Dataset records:
______________________________

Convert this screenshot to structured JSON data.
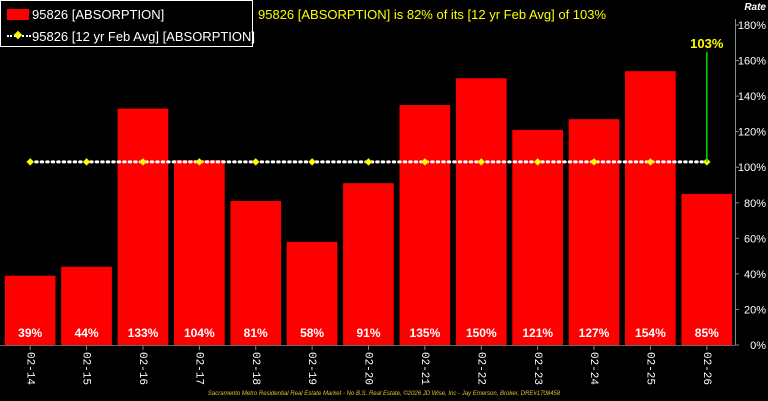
{
  "legend": {
    "bar_label": "95826 [ABSORPTION]",
    "avg_label": "95826 [12 yr Feb Avg] [ABSORPTION]"
  },
  "headline": "95826 [ABSORPTION] is 82% of its [12 yr Feb Avg] of 103%",
  "footer": "Sacramento Metro Residential Real Estate Market - No B.S. Real Estate, ©2026 JD Wise, Inc - Jay Emerson, Broker, DRE#1708458",
  "colors": {
    "bar": "#ff0000",
    "avg_line": "#ffffff",
    "avg_marker": "#ffff00",
    "callout_line": "#00dd00",
    "callout_text": "#ffff00",
    "axis_text": "#ffffff",
    "background": "#000000"
  },
  "chart_data": {
    "type": "bar",
    "categories": [
      "02-14",
      "02-15",
      "02-16",
      "02-17",
      "02-18",
      "02-19",
      "02-20",
      "02-21",
      "02-22",
      "02-23",
      "02-24",
      "02-25",
      "02-26"
    ],
    "series": [
      {
        "name": "95826 [ABSORPTION]",
        "values": [
          39,
          44,
          133,
          104,
          81,
          58,
          91,
          135,
          150,
          121,
          127,
          154,
          85
        ]
      },
      {
        "name": "95826 [12 yr Feb Avg] [ABSORPTION]",
        "type": "line",
        "values": [
          103,
          103,
          103,
          103,
          103,
          103,
          103,
          103,
          103,
          103,
          103,
          103,
          103
        ]
      }
    ],
    "data_labels": [
      "39%",
      "44%",
      "133%",
      "104%",
      "81%",
      "58%",
      "91%",
      "135%",
      "150%",
      "121%",
      "127%",
      "154%",
      "85%"
    ],
    "callout": {
      "category": "02-26",
      "from": 85,
      "to": 103,
      "label": "103%"
    },
    "ylabel": "Rate",
    "ylim": [
      0,
      180
    ],
    "yticks": [
      0,
      20,
      40,
      60,
      80,
      100,
      120,
      140,
      160,
      180
    ],
    "ytick_labels": [
      "0%",
      "20%",
      "40%",
      "60%",
      "80%",
      "100%",
      "120%",
      "140%",
      "160%",
      "180%"
    ],
    "y_axis_side": "right",
    "grid": false,
    "legend_position": "top-left"
  }
}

______________________________

Exercise directions — Write out the records above exactly as they appear, leaving out any pictures.

Written response —
Convert this screenshot to structured JSON data.
{
  "legend": {
    "bar_label": "95826 [ABSORPTION]",
    "avg_label": "95826 [12 yr Feb Avg] [ABSORPTION]"
  },
  "headline": "95826 [ABSORPTION] is 82% of its [12 yr Feb Avg] of 103%",
  "footer": "Sacramento Metro Residential Real Estate Market - No B.S. Real Estate, ©2026 JD Wise, Inc - Jay Emerson, Broker, DRE#1708458",
  "colors": {
    "bar": "#ff0000",
    "avg_line": "#ffffff",
    "avg_marker": "#ffff00",
    "callout_line": "#00dd00",
    "callout_text": "#ffff00",
    "axis_text": "#ffffff",
    "background": "#000000"
  },
  "chart_data": {
    "type": "bar",
    "categories": [
      "02-14",
      "02-15",
      "02-16",
      "02-17",
      "02-18",
      "02-19",
      "02-20",
      "02-21",
      "02-22",
      "02-23",
      "02-24",
      "02-25",
      "02-26"
    ],
    "series": [
      {
        "name": "95826 [ABSORPTION]",
        "values": [
          39,
          44,
          133,
          104,
          81,
          58,
          91,
          135,
          150,
          121,
          127,
          154,
          85
        ]
      },
      {
        "name": "95826 [12 yr Feb Avg] [ABSORPTION]",
        "type": "line",
        "values": [
          103,
          103,
          103,
          103,
          103,
          103,
          103,
          103,
          103,
          103,
          103,
          103,
          103
        ]
      }
    ],
    "data_labels": [
      "39%",
      "44%",
      "133%",
      "104%",
      "81%",
      "58%",
      "91%",
      "135%",
      "150%",
      "121%",
      "127%",
      "154%",
      "85%"
    ],
    "callout": {
      "category": "02-26",
      "from": 85,
      "to": 103,
      "label": "103%"
    },
    "ylabel": "Rate",
    "ylim": [
      0,
      180
    ],
    "yticks": [
      0,
      20,
      40,
      60,
      80,
      100,
      120,
      140,
      160,
      180
    ],
    "ytick_labels": [
      "0%",
      "20%",
      "40%",
      "60%",
      "80%",
      "100%",
      "120%",
      "140%",
      "160%",
      "180%"
    ],
    "y_axis_side": "right",
    "grid": false,
    "legend_position": "top-left"
  }
}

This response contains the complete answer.